__AIM OF THE TASK__. Each entry below is to be transcribed exactly.
— START —
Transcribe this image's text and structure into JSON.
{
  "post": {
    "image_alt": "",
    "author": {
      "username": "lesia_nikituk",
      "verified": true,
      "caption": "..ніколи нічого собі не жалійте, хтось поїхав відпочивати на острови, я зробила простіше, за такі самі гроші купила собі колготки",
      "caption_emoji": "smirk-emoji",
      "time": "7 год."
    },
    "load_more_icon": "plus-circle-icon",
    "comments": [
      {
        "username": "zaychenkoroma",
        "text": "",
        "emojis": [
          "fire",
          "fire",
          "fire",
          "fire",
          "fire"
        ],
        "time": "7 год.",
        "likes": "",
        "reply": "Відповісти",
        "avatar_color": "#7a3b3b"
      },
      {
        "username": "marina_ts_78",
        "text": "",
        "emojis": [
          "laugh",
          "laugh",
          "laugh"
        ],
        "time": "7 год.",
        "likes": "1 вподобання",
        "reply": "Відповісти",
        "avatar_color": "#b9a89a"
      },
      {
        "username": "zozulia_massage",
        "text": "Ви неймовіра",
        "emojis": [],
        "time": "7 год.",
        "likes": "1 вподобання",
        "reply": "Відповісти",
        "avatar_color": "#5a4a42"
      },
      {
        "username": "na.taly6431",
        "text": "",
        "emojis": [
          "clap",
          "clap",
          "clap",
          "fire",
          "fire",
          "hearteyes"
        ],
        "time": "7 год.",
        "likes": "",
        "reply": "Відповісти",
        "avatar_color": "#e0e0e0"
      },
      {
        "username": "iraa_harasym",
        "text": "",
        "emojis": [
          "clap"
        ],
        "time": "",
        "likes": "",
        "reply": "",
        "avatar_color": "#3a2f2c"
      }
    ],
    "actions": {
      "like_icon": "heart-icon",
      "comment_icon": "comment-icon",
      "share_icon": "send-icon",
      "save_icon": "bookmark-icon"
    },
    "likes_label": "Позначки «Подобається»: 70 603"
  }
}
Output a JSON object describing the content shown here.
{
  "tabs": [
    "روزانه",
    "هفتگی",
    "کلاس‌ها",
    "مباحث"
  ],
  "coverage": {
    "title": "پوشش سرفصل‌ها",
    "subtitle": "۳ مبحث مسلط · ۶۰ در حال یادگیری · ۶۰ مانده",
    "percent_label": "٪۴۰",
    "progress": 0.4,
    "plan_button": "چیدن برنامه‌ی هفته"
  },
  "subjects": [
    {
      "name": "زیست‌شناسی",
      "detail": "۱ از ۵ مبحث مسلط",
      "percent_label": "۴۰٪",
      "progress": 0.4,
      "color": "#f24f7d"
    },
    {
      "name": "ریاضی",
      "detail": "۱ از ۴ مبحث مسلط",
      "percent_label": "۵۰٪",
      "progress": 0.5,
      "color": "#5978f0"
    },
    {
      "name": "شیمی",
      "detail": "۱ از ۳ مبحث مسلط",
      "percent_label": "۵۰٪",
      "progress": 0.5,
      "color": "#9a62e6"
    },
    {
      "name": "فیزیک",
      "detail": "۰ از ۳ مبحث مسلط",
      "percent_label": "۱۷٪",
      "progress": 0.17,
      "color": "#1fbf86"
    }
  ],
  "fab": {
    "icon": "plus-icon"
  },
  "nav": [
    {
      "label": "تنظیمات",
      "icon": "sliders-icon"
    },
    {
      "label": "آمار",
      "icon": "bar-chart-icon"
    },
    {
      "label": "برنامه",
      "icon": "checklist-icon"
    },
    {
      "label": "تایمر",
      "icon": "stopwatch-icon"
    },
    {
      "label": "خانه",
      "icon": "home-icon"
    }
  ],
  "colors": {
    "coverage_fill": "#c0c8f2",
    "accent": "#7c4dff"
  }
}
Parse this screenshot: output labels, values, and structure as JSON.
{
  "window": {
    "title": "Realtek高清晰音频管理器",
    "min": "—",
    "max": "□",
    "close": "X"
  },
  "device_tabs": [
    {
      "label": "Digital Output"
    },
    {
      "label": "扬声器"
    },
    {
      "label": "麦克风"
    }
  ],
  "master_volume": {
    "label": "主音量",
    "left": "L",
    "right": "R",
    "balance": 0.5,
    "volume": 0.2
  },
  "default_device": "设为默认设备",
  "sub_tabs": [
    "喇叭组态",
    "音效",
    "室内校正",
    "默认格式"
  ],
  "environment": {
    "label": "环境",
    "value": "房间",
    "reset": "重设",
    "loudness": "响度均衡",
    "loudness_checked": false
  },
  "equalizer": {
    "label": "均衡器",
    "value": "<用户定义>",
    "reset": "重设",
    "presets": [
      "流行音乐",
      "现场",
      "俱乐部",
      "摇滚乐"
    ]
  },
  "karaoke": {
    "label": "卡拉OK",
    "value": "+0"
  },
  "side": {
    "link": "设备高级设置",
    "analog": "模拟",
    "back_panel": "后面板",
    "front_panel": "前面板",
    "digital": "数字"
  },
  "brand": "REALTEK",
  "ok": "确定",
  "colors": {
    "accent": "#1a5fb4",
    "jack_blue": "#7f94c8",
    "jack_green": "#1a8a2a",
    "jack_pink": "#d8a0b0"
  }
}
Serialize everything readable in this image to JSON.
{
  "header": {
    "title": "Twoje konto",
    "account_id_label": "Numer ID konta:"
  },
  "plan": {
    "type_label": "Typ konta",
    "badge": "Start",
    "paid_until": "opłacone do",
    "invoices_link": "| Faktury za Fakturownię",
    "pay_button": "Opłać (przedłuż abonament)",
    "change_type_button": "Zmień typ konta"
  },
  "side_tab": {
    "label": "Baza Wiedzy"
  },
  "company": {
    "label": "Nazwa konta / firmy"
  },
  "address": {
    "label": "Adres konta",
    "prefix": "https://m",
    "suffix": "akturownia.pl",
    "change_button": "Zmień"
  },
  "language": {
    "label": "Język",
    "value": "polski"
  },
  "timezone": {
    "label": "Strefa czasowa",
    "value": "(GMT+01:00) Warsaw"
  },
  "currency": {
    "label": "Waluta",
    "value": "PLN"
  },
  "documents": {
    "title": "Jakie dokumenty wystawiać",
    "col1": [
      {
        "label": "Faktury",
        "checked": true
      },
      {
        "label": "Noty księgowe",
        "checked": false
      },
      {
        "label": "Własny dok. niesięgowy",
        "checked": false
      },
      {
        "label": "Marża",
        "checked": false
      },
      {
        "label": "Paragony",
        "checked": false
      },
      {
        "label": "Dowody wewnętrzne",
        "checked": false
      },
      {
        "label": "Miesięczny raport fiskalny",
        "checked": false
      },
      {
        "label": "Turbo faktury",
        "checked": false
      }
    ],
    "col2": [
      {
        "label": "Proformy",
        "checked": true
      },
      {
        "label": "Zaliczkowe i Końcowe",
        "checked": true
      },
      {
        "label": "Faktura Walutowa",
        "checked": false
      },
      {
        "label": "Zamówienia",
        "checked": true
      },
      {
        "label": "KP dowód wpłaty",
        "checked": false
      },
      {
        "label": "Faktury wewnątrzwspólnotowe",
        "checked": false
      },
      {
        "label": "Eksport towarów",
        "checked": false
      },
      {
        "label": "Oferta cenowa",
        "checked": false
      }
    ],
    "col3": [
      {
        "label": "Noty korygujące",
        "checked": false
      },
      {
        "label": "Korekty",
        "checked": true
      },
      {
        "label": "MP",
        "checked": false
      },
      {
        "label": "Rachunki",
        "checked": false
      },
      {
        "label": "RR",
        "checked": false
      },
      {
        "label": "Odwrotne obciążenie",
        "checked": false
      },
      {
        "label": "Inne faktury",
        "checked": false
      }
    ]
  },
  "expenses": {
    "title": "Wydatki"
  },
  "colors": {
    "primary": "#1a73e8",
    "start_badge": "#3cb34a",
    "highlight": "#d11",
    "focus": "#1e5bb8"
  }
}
— END —
__EXERCISE SOLUTION__.
Transcribe this image's text and structure into JSON.
{
  "post": {
    "image_alt": "",
    "author": {
      "username": "lesia_nikituk",
      "verified": true,
      "caption": "..ніколи нічого собі не жалійте, хтось поїхав відпочивати на острови, я зробила простіше, за такі самі гроші купила собі колготки",
      "caption_emoji": "smirk-emoji",
      "time": "7 год."
    },
    "load_more_icon": "plus-circle-icon",
    "comments": [
      {
        "username": "zaychenkoroma",
        "text": "",
        "emojis": [
          "fire",
          "fire",
          "fire",
          "fire",
          "fire"
        ],
        "time": "7 год.",
        "likes": "",
        "reply": "Відповісти",
        "avatar_color": "#7a3b3b"
      },
      {
        "username": "marina_ts_78",
        "text": "",
        "emojis": [
          "laugh",
          "laugh",
          "laugh"
        ],
        "time": "7 год.",
        "likes": "1 вподобання",
        "reply": "Відповісти",
        "avatar_color": "#b9a89a"
      },
      {
        "username": "zozulia_massage",
        "text": "Ви неймовіра",
        "emojis": [],
        "time": "7 год.",
        "likes": "1 вподобання",
        "reply": "Відповісти",
        "avatar_color": "#5a4a42"
      },
      {
        "username": "na.taly6431",
        "text": "",
        "emojis": [
          "clap",
          "clap",
          "clap",
          "fire",
          "fire",
          "hearteyes"
        ],
        "time": "7 год.",
        "likes": "",
        "reply": "Відповісти",
        "avatar_color": "#e0e0e0"
      },
      {
        "username": "iraa_harasym",
        "text": "",
        "emojis": [
          "clap"
        ],
        "time": "",
        "likes": "",
        "reply": "",
        "avatar_color": "#3a2f2c"
      }
    ],
    "actions": {
      "like_icon": "heart-icon",
      "comment_icon": "comment-icon",
      "share_icon": "send-icon",
      "save_icon": "bookmark-icon"
    },
    "likes_label": "Позначки «Подобається»: 70 603"
  }
}
Output a JSON object describing the content shown here.
{
  "tabs": [
    "روزانه",
    "هفتگی",
    "کلاس‌ها",
    "مباحث"
  ],
  "coverage": {
    "title": "پوشش سرفصل‌ها",
    "subtitle": "۳ مبحث مسلط · ۶۰ در حال یادگیری · ۶۰ مانده",
    "percent_label": "٪۴۰",
    "progress": 0.4,
    "plan_button": "چیدن برنامه‌ی هفته"
  },
  "subjects": [
    {
      "name": "زیست‌شناسی",
      "detail": "۱ از ۵ مبحث مسلط",
      "percent_label": "۴۰٪",
      "progress": 0.4,
      "color": "#f24f7d"
    },
    {
      "name": "ریاضی",
      "detail": "۱ از ۴ مبحث مسلط",
      "percent_label": "۵۰٪",
      "progress": 0.5,
      "color": "#5978f0"
    },
    {
      "name": "شیمی",
      "detail": "۱ از ۳ مبحث مسلط",
      "percent_label": "۵۰٪",
      "progress": 0.5,
      "color": "#9a62e6"
    },
    {
      "name": "فیزیک",
      "detail": "۰ از ۳ مبحث مسلط",
      "percent_label": "۱۷٪",
      "progress": 0.17,
      "color": "#1fbf86"
    }
  ],
  "fab": {
    "icon": "plus-icon"
  },
  "nav": [
    {
      "label": "تنظیمات",
      "icon": "sliders-icon"
    },
    {
      "label": "آمار",
      "icon": "bar-chart-icon"
    },
    {
      "label": "برنامه",
      "icon": "checklist-icon"
    },
    {
      "label": "تایمر",
      "icon": "stopwatch-icon"
    },
    {
      "label": "خانه",
      "icon": "home-icon"
    }
  ],
  "colors": {
    "coverage_fill": "#c0c8f2",
    "accent": "#7c4dff"
  }
}
Parse this screenshot: output labels, values, and structure as JSON.
{
  "window": {
    "title": "Realtek高清晰音频管理器",
    "min": "—",
    "max": "□",
    "close": "X"
  },
  "device_tabs": [
    {
      "label": "Digital Output"
    },
    {
      "label": "扬声器"
    },
    {
      "label": "麦克风"
    }
  ],
  "master_volume": {
    "label": "主音量",
    "left": "L",
    "right": "R",
    "balance": 0.5,
    "volume": 0.2
  },
  "default_device": "设为默认设备",
  "sub_tabs": [
    "喇叭组态",
    "音效",
    "室内校正",
    "默认格式"
  ],
  "environment": {
    "label": "环境",
    "value": "房间",
    "reset": "重设",
    "loudness": "响度均衡",
    "loudness_checked": false
  },
  "equalizer": {
    "label": "均衡器",
    "value": "<用户定义>",
    "reset": "重设",
    "presets": [
      "流行音乐",
      "现场",
      "俱乐部",
      "摇滚乐"
    ]
  },
  "karaoke": {
    "label": "卡拉OK",
    "value": "+0"
  },
  "side": {
    "link": "设备高级设置",
    "analog": "模拟",
    "back_panel": "后面板",
    "front_panel": "前面板",
    "digital": "数字"
  },
  "brand": "REALTEK",
  "ok": "确定",
  "colors": {
    "accent": "#1a5fb4",
    "jack_blue": "#7f94c8",
    "jack_green": "#1a8a2a",
    "jack_pink": "#d8a0b0"
  }
}
Serialize everything readable in this image to JSON.
{
  "header": {
    "title": "Twoje konto",
    "account_id_label": "Numer ID konta:"
  },
  "plan": {
    "type_label": "Typ konta",
    "badge": "Start",
    "paid_until": "opłacone do",
    "invoices_link": "| Faktury za Fakturownię",
    "pay_button": "Opłać (przedłuż abonament)",
    "change_type_button": "Zmień typ konta"
  },
  "side_tab": {
    "label": "Baza Wiedzy"
  },
  "company": {
    "label": "Nazwa konta / firmy"
  },
  "address": {
    "label": "Adres konta",
    "prefix": "https://m",
    "suffix": "akturownia.pl",
    "change_button": "Zmień"
  },
  "language": {
    "label": "Język",
    "value": "polski"
  },
  "timezone": {
    "label": "Strefa czasowa",
    "value": "(GMT+01:00) Warsaw"
  },
  "currency": {
    "label": "Waluta",
    "value": "PLN"
  },
  "documents": {
    "title": "Jakie dokumenty wystawiać",
    "col1": [
      {
        "label": "Faktury",
        "checked": true
      },
      {
        "label": "Noty księgowe",
        "checked": false
      },
      {
        "label": "Własny dok. niesięgowy",
        "checked": false
      },
      {
        "label": "Marża",
        "checked": false
      },
      {
        "label": "Paragony",
        "checked": false
      },
      {
        "label": "Dowody wewnętrzne",
        "checked": false
      },
      {
        "label": "Miesięczny raport fiskalny",
        "checked": false
      },
      {
        "label": "Turbo faktury",
        "checked": false
      }
    ],
    "col2": [
      {
        "label": "Proformy",
        "checked": true
      },
      {
        "label": "Zaliczkowe i Końcowe",
        "checked": true
      },
      {
        "label": "Faktura Walutowa",
        "checked": false
      },
      {
        "label": "Zamówienia",
        "checked": true
      },
      {
        "label": "KP dowód wpłaty",
        "checked": false
      },
      {
        "label": "Faktury wewnątrzwspólnotowe",
        "checked": false
      },
      {
        "label": "Eksport towarów",
        "checked": false
      },
      {
        "label": "Oferta cenowa",
        "checked": false
      }
    ],
    "col3": [
      {
        "label": "Noty korygujące",
        "checked": false
      },
      {
        "label": "Korekty",
        "checked": true
      },
      {
        "label": "MP",
        "checked": false
      },
      {
        "label": "Rachunki",
        "checked": false
      },
      {
        "label": "RR",
        "checked": false
      },
      {
        "label": "Odwrotne obciążenie",
        "checked": false
      },
      {
        "label": "Inne faktury",
        "checked": false
      }
    ]
  },
  "expenses": {
    "title": "Wydatki"
  },
  "colors": {
    "primary": "#1a73e8",
    "start_badge": "#3cb34a",
    "highlight": "#d11",
    "focus": "#1e5bb8"
  }
}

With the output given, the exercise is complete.